*WHAT IS ASKED*. Which lines contain the word "series"? Return each of them as written.

*AVAILABLE RECORDS*.
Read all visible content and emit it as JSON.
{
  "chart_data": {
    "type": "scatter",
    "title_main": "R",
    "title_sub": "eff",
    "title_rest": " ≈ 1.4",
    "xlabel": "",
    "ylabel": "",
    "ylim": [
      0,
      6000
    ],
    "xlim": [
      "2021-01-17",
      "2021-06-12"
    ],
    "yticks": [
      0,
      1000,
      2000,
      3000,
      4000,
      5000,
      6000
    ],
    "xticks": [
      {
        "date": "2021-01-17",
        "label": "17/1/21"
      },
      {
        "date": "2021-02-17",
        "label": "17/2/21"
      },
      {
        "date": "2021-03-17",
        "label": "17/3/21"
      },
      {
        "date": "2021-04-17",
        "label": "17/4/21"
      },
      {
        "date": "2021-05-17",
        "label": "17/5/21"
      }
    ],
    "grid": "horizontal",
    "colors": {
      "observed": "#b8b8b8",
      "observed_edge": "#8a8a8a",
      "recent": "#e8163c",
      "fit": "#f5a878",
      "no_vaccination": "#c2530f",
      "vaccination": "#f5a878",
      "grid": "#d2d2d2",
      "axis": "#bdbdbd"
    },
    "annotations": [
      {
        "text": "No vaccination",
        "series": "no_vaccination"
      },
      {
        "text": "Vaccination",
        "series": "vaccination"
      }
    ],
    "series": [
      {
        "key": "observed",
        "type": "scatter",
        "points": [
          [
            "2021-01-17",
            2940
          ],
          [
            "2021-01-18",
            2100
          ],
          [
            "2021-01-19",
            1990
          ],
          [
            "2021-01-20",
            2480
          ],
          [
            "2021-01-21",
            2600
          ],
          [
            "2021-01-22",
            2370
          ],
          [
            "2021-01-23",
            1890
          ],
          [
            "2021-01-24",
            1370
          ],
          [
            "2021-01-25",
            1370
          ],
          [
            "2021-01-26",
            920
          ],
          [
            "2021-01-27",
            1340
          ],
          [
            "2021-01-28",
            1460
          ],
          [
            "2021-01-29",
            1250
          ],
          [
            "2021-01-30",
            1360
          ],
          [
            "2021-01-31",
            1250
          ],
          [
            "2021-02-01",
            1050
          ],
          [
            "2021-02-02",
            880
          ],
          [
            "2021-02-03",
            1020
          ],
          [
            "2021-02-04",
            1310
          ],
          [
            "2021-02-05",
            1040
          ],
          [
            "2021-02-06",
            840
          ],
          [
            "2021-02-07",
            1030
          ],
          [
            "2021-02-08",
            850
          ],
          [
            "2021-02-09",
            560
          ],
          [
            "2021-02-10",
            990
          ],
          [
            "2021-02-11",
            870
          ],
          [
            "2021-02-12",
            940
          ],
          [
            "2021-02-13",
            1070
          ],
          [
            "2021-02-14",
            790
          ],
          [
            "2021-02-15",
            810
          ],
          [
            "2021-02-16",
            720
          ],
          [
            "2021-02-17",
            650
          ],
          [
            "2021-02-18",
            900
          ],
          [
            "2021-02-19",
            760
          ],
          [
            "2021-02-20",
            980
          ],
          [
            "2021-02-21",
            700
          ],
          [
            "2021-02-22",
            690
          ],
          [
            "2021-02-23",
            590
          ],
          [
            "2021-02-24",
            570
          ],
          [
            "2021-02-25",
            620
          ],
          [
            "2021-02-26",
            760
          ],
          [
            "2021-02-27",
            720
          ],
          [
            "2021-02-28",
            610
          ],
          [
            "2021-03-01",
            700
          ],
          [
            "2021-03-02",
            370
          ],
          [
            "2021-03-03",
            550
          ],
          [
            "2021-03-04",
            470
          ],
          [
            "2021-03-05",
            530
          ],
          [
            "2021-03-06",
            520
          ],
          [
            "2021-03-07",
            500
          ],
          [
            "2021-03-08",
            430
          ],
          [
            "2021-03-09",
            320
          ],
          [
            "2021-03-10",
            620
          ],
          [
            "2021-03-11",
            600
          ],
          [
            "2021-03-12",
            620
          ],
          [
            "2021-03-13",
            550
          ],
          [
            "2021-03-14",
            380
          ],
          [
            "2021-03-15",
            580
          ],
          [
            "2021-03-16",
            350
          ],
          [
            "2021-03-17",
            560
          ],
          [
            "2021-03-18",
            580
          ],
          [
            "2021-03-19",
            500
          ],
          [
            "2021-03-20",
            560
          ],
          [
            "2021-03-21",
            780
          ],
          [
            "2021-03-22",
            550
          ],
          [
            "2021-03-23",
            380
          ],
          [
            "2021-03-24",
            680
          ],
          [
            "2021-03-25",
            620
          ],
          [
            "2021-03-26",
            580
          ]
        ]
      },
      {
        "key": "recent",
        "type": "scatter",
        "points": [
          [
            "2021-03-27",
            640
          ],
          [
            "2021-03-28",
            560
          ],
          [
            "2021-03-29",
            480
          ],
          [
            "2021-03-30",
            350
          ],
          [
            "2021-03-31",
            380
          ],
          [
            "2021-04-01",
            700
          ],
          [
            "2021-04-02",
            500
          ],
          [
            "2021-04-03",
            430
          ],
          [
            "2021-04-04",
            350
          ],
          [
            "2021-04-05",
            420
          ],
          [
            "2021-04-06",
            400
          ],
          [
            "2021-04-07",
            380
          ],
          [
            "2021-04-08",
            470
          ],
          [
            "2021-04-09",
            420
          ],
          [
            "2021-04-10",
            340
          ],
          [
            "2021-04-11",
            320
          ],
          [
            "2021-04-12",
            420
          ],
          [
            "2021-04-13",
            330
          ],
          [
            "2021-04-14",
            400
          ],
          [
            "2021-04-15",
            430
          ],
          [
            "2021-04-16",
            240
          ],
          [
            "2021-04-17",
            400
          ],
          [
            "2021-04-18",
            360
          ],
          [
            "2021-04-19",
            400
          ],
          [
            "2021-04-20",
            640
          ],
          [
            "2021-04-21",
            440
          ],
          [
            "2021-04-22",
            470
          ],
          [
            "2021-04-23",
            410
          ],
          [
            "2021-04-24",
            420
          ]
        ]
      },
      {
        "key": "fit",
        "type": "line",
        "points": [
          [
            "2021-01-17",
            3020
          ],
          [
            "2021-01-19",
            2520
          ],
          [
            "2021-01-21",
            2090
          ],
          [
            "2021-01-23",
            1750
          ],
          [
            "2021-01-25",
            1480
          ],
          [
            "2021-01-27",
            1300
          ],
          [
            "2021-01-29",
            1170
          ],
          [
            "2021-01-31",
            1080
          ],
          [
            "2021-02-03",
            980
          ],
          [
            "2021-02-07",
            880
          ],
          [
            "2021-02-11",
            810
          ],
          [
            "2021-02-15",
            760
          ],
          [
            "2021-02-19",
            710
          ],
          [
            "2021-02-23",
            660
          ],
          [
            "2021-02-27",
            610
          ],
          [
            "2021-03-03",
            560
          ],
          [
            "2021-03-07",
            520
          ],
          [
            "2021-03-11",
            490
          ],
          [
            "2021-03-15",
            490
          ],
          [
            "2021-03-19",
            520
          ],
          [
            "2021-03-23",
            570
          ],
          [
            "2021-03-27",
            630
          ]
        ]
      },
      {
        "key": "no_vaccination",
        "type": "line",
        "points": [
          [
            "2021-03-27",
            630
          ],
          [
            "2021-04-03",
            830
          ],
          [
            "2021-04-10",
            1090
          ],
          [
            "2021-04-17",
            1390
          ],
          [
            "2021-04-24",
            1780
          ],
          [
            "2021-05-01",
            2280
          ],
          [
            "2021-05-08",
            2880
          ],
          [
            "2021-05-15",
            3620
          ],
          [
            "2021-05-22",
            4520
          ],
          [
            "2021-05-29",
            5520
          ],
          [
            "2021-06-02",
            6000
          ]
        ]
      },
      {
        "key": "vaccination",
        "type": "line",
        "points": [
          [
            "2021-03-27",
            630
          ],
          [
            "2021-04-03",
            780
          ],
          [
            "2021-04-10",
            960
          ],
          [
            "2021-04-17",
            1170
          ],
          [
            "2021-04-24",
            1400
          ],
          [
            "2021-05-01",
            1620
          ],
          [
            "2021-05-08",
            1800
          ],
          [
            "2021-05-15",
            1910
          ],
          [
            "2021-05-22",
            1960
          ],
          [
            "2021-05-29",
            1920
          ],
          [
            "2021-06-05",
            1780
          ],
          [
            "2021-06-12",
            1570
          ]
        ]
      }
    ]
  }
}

*TASK SOLUTION*.
        "series": "no_vaccination"
        "series": "vaccination"
    "series": [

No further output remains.